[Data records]
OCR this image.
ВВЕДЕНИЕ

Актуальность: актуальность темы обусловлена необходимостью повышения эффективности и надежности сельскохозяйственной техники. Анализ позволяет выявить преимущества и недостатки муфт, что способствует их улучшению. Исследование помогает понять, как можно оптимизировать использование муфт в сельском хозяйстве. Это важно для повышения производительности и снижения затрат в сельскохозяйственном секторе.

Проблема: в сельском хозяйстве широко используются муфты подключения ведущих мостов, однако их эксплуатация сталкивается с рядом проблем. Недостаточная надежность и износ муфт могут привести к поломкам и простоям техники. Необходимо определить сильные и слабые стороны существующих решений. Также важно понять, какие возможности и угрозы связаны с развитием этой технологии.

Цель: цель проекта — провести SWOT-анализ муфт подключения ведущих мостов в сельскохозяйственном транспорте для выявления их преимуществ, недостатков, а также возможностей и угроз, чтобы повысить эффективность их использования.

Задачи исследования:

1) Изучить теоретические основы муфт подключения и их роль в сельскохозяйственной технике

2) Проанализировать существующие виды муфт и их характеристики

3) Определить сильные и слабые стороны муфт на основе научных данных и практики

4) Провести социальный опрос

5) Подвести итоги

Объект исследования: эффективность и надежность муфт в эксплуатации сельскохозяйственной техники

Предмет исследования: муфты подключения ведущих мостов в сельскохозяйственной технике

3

### SHORT EXERCISE
All lines above with "надежность" in them should be returned.

### PROBLEM SOLUTION
Проблема: в сельском хозяйстве широко используются муфты подключения ведущих мостов, однако их эксплуатация сталкивается с рядом проблем. Недостаточная надежность и износ муфт могут привести к поломкам и простоям техники. Необходимо определить сильные и слабые стороны существующих решений. Также важно понять, какие возможности и угрозы связаны с развитием этой технологии.
Объект исследования: эффективность и надежность муфт в эксплуатации сельскохозяйственной техники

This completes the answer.